Written problem
Copy the lines that follow, keeping every character the same.
━━━━━━━━
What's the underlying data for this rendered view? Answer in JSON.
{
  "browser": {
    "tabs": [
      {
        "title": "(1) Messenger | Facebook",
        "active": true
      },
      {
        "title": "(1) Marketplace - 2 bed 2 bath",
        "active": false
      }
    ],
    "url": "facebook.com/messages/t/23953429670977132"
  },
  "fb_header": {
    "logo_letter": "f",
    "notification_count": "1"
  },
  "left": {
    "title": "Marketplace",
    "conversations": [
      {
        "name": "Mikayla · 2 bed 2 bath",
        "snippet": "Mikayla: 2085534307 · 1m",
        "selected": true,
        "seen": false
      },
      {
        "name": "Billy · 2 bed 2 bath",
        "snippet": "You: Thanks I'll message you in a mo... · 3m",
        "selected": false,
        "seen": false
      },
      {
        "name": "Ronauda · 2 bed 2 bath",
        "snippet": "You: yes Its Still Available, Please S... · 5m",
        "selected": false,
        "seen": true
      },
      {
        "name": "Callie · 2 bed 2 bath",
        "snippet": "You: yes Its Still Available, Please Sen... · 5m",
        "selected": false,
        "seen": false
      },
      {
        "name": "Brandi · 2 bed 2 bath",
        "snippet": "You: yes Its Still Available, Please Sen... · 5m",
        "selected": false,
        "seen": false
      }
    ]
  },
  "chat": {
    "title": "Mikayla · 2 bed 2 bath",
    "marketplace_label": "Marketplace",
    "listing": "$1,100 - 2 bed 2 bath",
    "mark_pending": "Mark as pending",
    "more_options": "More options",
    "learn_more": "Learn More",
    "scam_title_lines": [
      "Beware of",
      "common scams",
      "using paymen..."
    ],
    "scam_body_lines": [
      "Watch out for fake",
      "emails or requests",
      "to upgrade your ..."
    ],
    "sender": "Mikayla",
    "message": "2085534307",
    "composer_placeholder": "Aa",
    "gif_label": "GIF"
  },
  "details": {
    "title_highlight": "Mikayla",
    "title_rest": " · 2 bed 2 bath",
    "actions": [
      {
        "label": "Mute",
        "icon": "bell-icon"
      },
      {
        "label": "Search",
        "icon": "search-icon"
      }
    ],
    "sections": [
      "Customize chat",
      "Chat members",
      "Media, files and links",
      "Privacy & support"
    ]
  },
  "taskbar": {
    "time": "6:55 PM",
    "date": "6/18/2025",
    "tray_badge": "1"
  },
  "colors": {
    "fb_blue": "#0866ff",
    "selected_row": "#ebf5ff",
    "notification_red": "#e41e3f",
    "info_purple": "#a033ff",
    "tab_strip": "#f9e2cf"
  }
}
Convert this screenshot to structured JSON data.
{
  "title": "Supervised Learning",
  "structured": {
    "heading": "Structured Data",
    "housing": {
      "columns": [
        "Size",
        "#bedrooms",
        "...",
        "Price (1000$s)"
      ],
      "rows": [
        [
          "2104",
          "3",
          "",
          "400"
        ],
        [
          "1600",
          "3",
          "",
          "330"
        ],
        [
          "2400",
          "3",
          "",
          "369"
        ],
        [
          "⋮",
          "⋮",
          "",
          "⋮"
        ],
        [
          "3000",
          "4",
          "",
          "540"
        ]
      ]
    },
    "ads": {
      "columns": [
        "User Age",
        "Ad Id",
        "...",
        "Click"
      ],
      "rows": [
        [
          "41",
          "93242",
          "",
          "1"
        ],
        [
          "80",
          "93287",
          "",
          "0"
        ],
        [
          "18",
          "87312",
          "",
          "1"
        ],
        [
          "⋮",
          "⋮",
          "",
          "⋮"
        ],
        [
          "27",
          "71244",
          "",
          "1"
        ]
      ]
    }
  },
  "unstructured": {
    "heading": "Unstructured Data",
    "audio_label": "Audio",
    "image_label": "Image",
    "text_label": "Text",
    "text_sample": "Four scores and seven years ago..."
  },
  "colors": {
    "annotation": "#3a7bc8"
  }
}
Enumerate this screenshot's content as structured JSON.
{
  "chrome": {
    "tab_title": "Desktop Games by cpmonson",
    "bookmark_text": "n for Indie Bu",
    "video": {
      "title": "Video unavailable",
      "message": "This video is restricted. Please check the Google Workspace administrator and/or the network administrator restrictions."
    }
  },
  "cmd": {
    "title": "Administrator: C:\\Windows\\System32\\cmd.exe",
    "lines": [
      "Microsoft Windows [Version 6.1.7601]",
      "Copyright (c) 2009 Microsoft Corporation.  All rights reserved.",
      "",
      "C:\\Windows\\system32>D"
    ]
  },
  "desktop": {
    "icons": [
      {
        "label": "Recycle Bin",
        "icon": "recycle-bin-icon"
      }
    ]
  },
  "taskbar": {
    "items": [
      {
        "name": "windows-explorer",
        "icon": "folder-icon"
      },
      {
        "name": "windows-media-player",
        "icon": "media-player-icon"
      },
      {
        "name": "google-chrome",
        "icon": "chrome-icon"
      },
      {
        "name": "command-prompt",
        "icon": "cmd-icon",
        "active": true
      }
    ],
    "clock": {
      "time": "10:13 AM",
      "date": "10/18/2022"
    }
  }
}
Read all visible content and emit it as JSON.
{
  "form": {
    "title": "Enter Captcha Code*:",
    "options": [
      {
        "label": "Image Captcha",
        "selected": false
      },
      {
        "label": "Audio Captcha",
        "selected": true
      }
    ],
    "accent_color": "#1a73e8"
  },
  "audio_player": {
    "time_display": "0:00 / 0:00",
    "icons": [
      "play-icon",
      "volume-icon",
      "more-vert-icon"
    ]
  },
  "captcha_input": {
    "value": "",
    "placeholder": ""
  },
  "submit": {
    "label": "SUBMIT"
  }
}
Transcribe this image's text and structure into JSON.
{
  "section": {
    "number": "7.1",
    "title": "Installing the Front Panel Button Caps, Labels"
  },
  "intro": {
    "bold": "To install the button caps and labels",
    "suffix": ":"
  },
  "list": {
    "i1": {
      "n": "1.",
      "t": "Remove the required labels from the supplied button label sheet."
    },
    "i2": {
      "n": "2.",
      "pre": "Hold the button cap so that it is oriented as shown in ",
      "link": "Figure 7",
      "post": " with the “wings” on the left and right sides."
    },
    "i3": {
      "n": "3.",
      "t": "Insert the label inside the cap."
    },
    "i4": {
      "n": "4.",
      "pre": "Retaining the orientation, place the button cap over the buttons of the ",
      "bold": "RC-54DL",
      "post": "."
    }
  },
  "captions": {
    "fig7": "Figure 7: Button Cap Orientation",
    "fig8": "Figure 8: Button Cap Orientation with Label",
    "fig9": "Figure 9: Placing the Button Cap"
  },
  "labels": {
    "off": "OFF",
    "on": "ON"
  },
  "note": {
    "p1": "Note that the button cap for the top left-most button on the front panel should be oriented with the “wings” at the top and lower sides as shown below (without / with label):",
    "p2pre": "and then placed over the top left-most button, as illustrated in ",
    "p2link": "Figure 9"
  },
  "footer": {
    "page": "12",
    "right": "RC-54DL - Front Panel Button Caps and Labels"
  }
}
━━━━━━━━
Exercise result
What's the underlying data for this rendered view? Answer in JSON.
{
  "browser": {
    "tabs": [
      {
        "title": "(1) Messenger | Facebook",
        "active": true
      },
      {
        "title": "(1) Marketplace - 2 bed 2 bath",
        "active": false
      }
    ],
    "url": "facebook.com/messages/t/23953429670977132"
  },
  "fb_header": {
    "logo_letter": "f",
    "notification_count": "1"
  },
  "left": {
    "title": "Marketplace",
    "conversations": [
      {
        "name": "Mikayla · 2 bed 2 bath",
        "snippet": "Mikayla: 2085534307 · 1m",
        "selected": true,
        "seen": false
      },
      {
        "name": "Billy · 2 bed 2 bath",
        "snippet": "You: Thanks I'll message you in a mo... · 3m",
        "selected": false,
        "seen": false
      },
      {
        "name": "Ronauda · 2 bed 2 bath",
        "snippet": "You: yes Its Still Available, Please S... · 5m",
        "selected": false,
        "seen": true
      },
      {
        "name": "Callie · 2 bed 2 bath",
        "snippet": "You: yes Its Still Available, Please Sen... · 5m",
        "selected": false,
        "seen": false
      },
      {
        "name": "Brandi · 2 bed 2 bath",
        "snippet": "You: yes Its Still Available, Please Sen... · 5m",
        "selected": false,
        "seen": false
      }
    ]
  },
  "chat": {
    "title": "Mikayla · 2 bed 2 bath",
    "marketplace_label": "Marketplace",
    "listing": "$1,100 - 2 bed 2 bath",
    "mark_pending": "Mark as pending",
    "more_options": "More options",
    "learn_more": "Learn More",
    "scam_title_lines": [
      "Beware of",
      "common scams",
      "using paymen..."
    ],
    "scam_body_lines": [
      "Watch out for fake",
      "emails or requests",
      "to upgrade your ..."
    ],
    "sender": "Mikayla",
    "message": "2085534307",
    "composer_placeholder": "Aa",
    "gif_label": "GIF"
  },
  "details": {
    "title_highlight": "Mikayla",
    "title_rest": " · 2 bed 2 bath",
    "actions": [
      {
        "label": "Mute",
        "icon": "bell-icon"
      },
      {
        "label": "Search",
        "icon": "search-icon"
      }
    ],
    "sections": [
      "Customize chat",
      "Chat members",
      "Media, files and links",
      "Privacy & support"
    ]
  },
  "taskbar": {
    "time": "6:55 PM",
    "date": "6/18/2025",
    "tray_badge": "1"
  },
  "colors": {
    "fb_blue": "#0866ff",
    "selected_row": "#ebf5ff",
    "notification_red": "#e41e3f",
    "info_purple": "#a033ff",
    "tab_strip": "#f9e2cf"
  }
}
Convert this screenshot to structured JSON data.
{
  "title": "Supervised Learning",
  "structured": {
    "heading": "Structured Data",
    "housing": {
      "columns": [
        "Size",
        "#bedrooms",
        "...",
        "Price (1000$s)"
      ],
      "rows": [
        [
          "2104",
          "3",
          "",
          "400"
        ],
        [
          "1600",
          "3",
          "",
          "330"
        ],
        [
          "2400",
          "3",
          "",
          "369"
        ],
        [
          "⋮",
          "⋮",
          "",
          "⋮"
        ],
        [
          "3000",
          "4",
          "",
          "540"
        ]
      ]
    },
    "ads": {
      "columns": [
        "User Age",
        "Ad Id",
        "...",
        "Click"
      ],
      "rows": [
        [
          "41",
          "93242",
          "",
          "1"
        ],
        [
          "80",
          "93287",
          "",
          "0"
        ],
        [
          "18",
          "87312",
          "",
          "1"
        ],
        [
          "⋮",
          "⋮",
          "",
          "⋮"
        ],
        [
          "27",
          "71244",
          "",
          "1"
        ]
      ]
    }
  },
  "unstructured": {
    "heading": "Unstructured Data",
    "audio_label": "Audio",
    "image_label": "Image",
    "text_label": "Text",
    "text_sample": "Four scores and seven years ago..."
  },
  "colors": {
    "annotation": "#3a7bc8"
  }
}
Enumerate this screenshot's content as structured JSON.
{
  "chrome": {
    "tab_title": "Desktop Games by cpmonson",
    "bookmark_text": "n for Indie Bu",
    "video": {
      "title": "Video unavailable",
      "message": "This video is restricted. Please check the Google Workspace administrator and/or the network administrator restrictions."
    }
  },
  "cmd": {
    "title": "Administrator: C:\\Windows\\System32\\cmd.exe",
    "lines": [
      "Microsoft Windows [Version 6.1.7601]",
      "Copyright (c) 2009 Microsoft Corporation.  All rights reserved.",
      "",
      "C:\\Windows\\system32>D"
    ]
  },
  "desktop": {
    "icons": [
      {
        "label": "Recycle Bin",
        "icon": "recycle-bin-icon"
      }
    ]
  },
  "taskbar": {
    "items": [
      {
        "name": "windows-explorer",
        "icon": "folder-icon"
      },
      {
        "name": "windows-media-player",
        "icon": "media-player-icon"
      },
      {
        "name": "google-chrome",
        "icon": "chrome-icon"
      },
      {
        "name": "command-prompt",
        "icon": "cmd-icon",
        "active": true
      }
    ],
    "clock": {
      "time": "10:13 AM",
      "date": "10/18/2022"
    }
  }
}
Read all visible content and emit it as JSON.
{
  "form": {
    "title": "Enter Captcha Code*:",
    "options": [
      {
        "label": "Image Captcha",
        "selected": false
      },
      {
        "label": "Audio Captcha",
        "selected": true
      }
    ],
    "accent_color": "#1a73e8"
  },
  "audio_player": {
    "time_display": "0:00 / 0:00",
    "icons": [
      "play-icon",
      "volume-icon",
      "more-vert-icon"
    ]
  },
  "captcha_input": {
    "value": "",
    "placeholder": ""
  },
  "submit": {
    "label": "SUBMIT"
  }
}
Transcribe this image's text and structure into JSON.
{
  "section": {
    "number": "7.1",
    "title": "Installing the Front Panel Button Caps, Labels"
  },
  "intro": {
    "bold": "To install the button caps and labels",
    "suffix": ":"
  },
  "list": {
    "i1": {
      "n": "1.",
      "t": "Remove the required labels from the supplied button label sheet."
    },
    "i2": {
      "n": "2.",
      "pre": "Hold the button cap so that it is oriented as shown in ",
      "link": "Figure 7",
      "post": " with the “wings” on the left and right sides."
    },
    "i3": {
      "n": "3.",
      "t": "Insert the label inside the cap."
    },
    "i4": {
      "n": "4.",
      "pre": "Retaining the orientation, place the button cap over the buttons of the ",
      "bold": "RC-54DL",
      "post": "."
    }
  },
  "captions": {
    "fig7": "Figure 7: Button Cap Orientation",
    "fig8": "Figure 8: Button Cap Orientation with Label",
    "fig9": "Figure 9: Placing the Button Cap"
  },
  "labels": {
    "off": "OFF",
    "on": "ON"
  },
  "note": {
    "p1": "Note that the button cap for the top left-most button on the front panel should be oriented with the “wings” at the top and lower sides as shown below (without / with label):",
    "p2pre": "and then placed over the top left-most button, as illustrated in ",
    "p2link": "Figure 9"
  },
  "footer": {
    "page": "12",
    "right": "RC-54DL - Front Panel Button Caps and Labels"
  }
}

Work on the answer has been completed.